Find the lines below that contain the string "ENTRANCE". Copy each one.

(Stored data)
===

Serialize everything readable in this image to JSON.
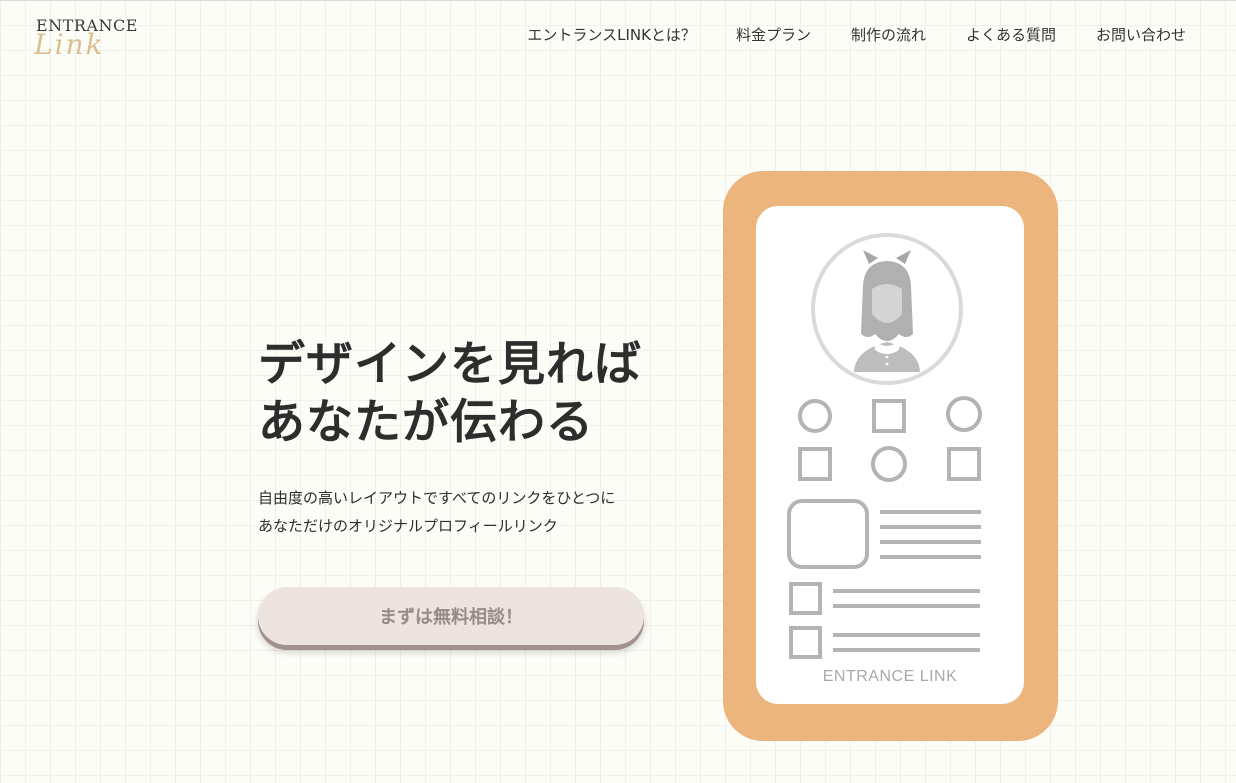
{
  "brand": {
    "logo_top": "ENTRANCE",
    "logo_script": "Link"
  },
  "nav": [
    {
      "label": "エントランスLINKとは？"
    },
    {
      "label": "料金プラン"
    },
    {
      "label": "制作の流れ"
    },
    {
      "label": "よくある質問"
    },
    {
      "label": "お問い合わせ"
    }
  ],
  "hero": {
    "title_line1": "デザインを見れば",
    "title_line2": "あなたが伝わる",
    "subtitle_line1": "自由度の高いレイアウトですべてのリンクをひとつに",
    "subtitle_line2": "あなただけのオリジナルプロフィールリンク",
    "cta_label": "まずは無料相談！"
  },
  "mockup": {
    "brand_label": "ENTRANCE LINK"
  },
  "colors": {
    "phone_frame": "#edb57e",
    "cta_bg": "#ede3df",
    "cta_text": "#9a8b86",
    "icon_gray": "#b4b4b4"
  }
}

===

** Right answer **
    "logo_top": "ENTRANCE",
    "brand_label": "ENTRANCE LINK"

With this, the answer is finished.